Every line that holds the string "votes" is to be identified and copied.

** start of MATERIAL FOR THE TASK **

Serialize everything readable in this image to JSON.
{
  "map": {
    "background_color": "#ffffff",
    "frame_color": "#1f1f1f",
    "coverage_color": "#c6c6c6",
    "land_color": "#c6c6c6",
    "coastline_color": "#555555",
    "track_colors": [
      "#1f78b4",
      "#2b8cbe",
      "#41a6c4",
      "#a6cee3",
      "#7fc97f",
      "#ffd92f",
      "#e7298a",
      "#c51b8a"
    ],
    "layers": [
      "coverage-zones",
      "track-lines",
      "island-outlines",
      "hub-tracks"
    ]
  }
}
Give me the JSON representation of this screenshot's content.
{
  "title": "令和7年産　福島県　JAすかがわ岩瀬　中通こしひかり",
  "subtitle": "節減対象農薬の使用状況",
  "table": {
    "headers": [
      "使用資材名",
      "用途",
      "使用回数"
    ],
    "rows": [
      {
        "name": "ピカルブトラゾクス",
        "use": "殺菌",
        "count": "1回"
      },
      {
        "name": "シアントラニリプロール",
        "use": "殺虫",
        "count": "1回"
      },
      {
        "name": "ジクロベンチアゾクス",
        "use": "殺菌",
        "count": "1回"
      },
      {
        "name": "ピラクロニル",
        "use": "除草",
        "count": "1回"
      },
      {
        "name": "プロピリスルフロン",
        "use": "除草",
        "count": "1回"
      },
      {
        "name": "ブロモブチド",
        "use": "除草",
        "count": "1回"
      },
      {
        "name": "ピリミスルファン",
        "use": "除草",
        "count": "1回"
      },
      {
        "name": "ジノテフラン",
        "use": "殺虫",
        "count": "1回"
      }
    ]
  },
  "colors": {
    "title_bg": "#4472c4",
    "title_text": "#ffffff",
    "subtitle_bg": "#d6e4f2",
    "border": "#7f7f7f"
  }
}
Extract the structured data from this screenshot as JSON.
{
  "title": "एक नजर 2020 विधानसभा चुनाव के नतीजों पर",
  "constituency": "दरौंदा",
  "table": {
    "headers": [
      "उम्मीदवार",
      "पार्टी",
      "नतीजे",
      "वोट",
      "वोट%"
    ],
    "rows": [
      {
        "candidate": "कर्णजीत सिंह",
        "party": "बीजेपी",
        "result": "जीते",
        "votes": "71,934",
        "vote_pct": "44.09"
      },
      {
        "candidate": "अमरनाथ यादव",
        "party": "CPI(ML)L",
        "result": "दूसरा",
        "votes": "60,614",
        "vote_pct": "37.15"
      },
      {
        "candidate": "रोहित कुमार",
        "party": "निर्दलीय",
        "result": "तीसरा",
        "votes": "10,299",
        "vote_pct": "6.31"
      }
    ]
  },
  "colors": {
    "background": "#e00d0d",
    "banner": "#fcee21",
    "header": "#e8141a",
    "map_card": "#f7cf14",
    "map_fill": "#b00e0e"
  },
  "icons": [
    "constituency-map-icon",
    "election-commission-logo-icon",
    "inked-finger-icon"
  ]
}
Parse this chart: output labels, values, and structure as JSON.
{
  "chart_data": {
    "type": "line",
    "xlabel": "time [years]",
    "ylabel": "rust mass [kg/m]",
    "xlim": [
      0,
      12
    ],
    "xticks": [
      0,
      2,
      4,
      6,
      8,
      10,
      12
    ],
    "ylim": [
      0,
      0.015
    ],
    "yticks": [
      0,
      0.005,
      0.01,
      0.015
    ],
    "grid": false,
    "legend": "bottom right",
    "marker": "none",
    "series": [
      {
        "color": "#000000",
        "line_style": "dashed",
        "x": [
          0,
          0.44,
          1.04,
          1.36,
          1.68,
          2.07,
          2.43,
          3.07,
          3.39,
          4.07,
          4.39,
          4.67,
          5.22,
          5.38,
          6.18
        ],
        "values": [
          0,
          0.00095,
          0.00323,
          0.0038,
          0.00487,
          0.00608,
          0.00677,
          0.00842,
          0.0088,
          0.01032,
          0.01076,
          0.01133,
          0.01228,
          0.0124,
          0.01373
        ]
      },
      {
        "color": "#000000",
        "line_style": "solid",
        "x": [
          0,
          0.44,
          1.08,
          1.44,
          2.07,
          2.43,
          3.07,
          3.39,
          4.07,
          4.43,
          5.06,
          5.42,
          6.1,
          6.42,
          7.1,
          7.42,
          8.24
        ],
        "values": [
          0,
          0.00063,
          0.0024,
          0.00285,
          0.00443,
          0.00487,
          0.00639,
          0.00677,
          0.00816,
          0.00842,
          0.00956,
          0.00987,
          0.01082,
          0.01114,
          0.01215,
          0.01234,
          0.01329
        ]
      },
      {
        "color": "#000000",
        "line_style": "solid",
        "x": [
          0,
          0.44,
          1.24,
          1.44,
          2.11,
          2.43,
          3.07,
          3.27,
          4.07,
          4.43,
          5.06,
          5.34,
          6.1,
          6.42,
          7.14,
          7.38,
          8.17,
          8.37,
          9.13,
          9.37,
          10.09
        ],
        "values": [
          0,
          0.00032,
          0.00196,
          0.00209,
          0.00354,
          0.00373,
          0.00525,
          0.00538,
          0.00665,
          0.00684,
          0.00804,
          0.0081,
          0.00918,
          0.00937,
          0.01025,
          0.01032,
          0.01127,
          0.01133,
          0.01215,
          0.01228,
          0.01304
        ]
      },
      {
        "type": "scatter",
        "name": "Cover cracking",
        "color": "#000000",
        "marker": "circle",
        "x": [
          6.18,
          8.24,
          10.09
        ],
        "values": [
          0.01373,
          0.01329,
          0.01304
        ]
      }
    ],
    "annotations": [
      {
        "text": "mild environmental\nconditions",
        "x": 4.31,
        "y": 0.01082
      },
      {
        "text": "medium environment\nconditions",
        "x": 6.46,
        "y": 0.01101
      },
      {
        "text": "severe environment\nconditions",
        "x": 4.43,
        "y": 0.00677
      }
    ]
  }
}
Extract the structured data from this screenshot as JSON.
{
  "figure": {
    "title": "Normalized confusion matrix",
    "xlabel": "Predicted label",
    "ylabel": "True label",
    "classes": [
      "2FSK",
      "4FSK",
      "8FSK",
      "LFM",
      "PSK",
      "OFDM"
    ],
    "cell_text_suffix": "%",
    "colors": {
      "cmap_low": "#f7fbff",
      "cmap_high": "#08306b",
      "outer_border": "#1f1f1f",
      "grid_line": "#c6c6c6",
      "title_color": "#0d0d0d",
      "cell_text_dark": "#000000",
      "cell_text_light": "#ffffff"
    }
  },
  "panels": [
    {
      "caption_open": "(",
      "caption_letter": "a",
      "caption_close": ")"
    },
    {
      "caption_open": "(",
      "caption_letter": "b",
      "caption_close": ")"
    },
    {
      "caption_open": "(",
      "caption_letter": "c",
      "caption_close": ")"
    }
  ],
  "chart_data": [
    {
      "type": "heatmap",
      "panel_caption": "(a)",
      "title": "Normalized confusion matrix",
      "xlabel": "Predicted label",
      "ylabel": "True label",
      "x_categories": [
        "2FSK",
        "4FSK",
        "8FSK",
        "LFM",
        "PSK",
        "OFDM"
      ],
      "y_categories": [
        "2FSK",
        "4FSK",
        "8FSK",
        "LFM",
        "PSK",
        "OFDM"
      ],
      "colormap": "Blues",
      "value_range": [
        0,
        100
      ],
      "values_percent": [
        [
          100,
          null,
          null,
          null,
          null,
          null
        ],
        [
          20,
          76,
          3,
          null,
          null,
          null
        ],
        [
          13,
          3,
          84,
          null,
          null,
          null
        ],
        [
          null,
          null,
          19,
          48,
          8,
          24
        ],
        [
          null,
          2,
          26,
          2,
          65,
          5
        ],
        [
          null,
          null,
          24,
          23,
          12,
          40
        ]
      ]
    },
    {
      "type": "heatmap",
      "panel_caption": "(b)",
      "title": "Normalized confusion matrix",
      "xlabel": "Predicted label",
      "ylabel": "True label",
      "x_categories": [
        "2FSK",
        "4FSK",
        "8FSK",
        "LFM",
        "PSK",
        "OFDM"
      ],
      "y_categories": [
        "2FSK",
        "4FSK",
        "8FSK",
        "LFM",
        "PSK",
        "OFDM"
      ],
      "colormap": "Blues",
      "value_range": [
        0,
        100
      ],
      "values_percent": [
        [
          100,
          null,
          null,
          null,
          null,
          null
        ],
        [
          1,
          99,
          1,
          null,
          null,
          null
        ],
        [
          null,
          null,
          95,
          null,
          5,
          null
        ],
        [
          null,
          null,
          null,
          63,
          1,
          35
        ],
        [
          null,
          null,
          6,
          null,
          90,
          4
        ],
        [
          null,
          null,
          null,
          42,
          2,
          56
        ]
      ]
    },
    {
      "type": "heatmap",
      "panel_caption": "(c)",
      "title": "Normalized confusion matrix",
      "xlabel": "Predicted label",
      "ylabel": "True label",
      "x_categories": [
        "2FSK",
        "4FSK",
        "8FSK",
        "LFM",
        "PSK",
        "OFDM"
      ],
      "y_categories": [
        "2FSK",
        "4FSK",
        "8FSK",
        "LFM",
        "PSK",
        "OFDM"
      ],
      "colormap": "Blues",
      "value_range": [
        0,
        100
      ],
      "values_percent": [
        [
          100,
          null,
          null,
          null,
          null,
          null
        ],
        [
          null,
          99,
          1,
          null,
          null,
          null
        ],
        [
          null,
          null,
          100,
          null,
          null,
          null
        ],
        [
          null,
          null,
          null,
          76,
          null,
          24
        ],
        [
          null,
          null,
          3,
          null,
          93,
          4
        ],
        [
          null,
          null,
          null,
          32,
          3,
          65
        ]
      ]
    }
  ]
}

** end of MATERIAL FOR THE TASK **

**THE RESPONSE:**
        "votes": "71,934",
        "votes": "60,614",
        "votes": "10,299",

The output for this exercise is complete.